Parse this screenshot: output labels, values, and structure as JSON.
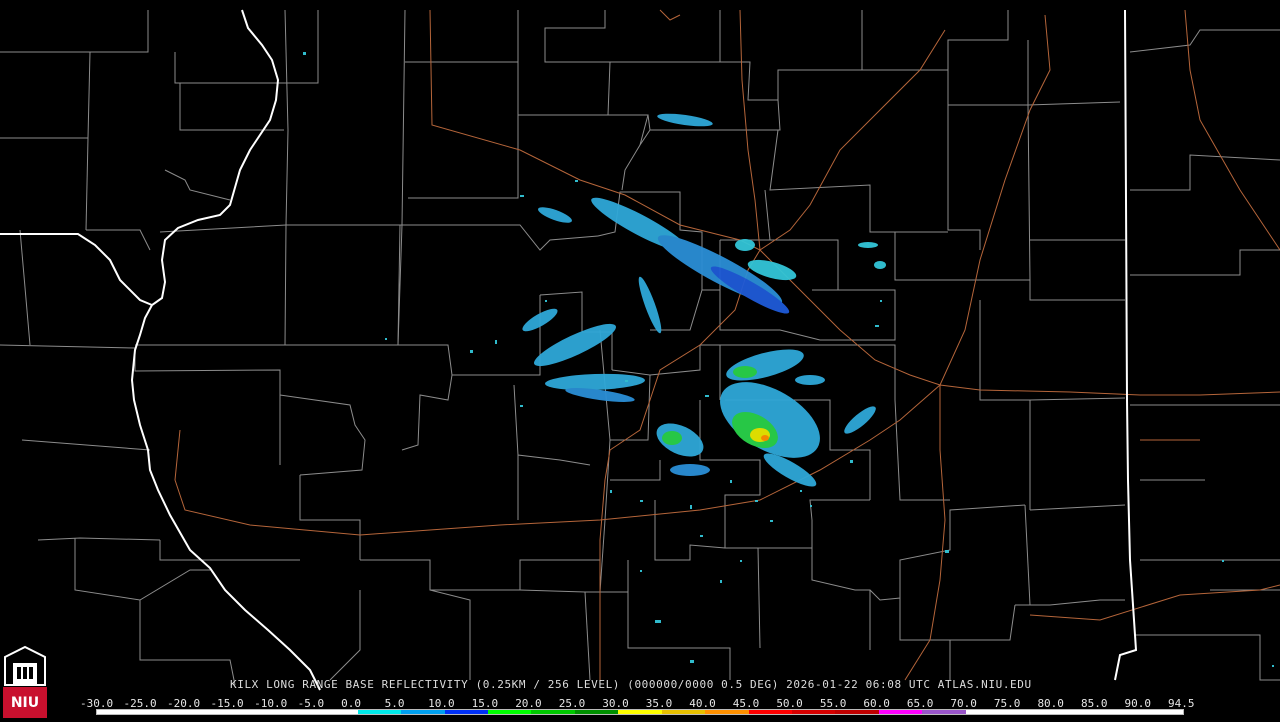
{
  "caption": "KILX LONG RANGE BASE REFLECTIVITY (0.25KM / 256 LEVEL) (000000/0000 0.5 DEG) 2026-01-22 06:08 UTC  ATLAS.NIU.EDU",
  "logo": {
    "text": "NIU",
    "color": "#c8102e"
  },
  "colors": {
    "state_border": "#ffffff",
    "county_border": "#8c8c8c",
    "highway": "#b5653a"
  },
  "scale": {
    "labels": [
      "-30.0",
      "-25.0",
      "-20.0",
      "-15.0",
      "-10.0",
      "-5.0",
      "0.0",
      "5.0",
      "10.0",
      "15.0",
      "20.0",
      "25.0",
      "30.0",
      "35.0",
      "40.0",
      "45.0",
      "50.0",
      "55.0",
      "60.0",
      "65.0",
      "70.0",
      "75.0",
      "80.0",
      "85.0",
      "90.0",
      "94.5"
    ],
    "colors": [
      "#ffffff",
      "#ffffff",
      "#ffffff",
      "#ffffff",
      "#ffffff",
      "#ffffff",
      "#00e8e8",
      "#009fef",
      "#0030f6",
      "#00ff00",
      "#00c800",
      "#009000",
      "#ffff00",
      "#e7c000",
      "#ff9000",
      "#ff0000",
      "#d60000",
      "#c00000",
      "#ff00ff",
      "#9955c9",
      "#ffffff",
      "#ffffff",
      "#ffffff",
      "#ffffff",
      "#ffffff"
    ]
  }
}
★ ★ ★ ★ ★ ★ ★
■ EXERCISE DIRECTIONS ■
Repeat all the data as it stands, dropping any images it holds.

■ REPLY TO THE TASK ■
Parse this screenshot: output labels, values, and structure as JSON.
{
  "caption": "KILX LONG RANGE BASE REFLECTIVITY (0.25KM / 256 LEVEL) (000000/0000 0.5 DEG) 2026-01-22 06:08 UTC  ATLAS.NIU.EDU",
  "logo": {
    "text": "NIU",
    "color": "#c8102e"
  },
  "colors": {
    "state_border": "#ffffff",
    "county_border": "#8c8c8c",
    "highway": "#b5653a"
  },
  "scale": {
    "labels": [
      "-30.0",
      "-25.0",
      "-20.0",
      "-15.0",
      "-10.0",
      "-5.0",
      "0.0",
      "5.0",
      "10.0",
      "15.0",
      "20.0",
      "25.0",
      "30.0",
      "35.0",
      "40.0",
      "45.0",
      "50.0",
      "55.0",
      "60.0",
      "65.0",
      "70.0",
      "75.0",
      "80.0",
      "85.0",
      "90.0",
      "94.5"
    ],
    "colors": [
      "#ffffff",
      "#ffffff",
      "#ffffff",
      "#ffffff",
      "#ffffff",
      "#ffffff",
      "#00e8e8",
      "#009fef",
      "#0030f6",
      "#00ff00",
      "#00c800",
      "#009000",
      "#ffff00",
      "#e7c000",
      "#ff9000",
      "#ff0000",
      "#d60000",
      "#c00000",
      "#ff00ff",
      "#9955c9",
      "#ffffff",
      "#ffffff",
      "#ffffff",
      "#ffffff",
      "#ffffff"
    ]
  }
}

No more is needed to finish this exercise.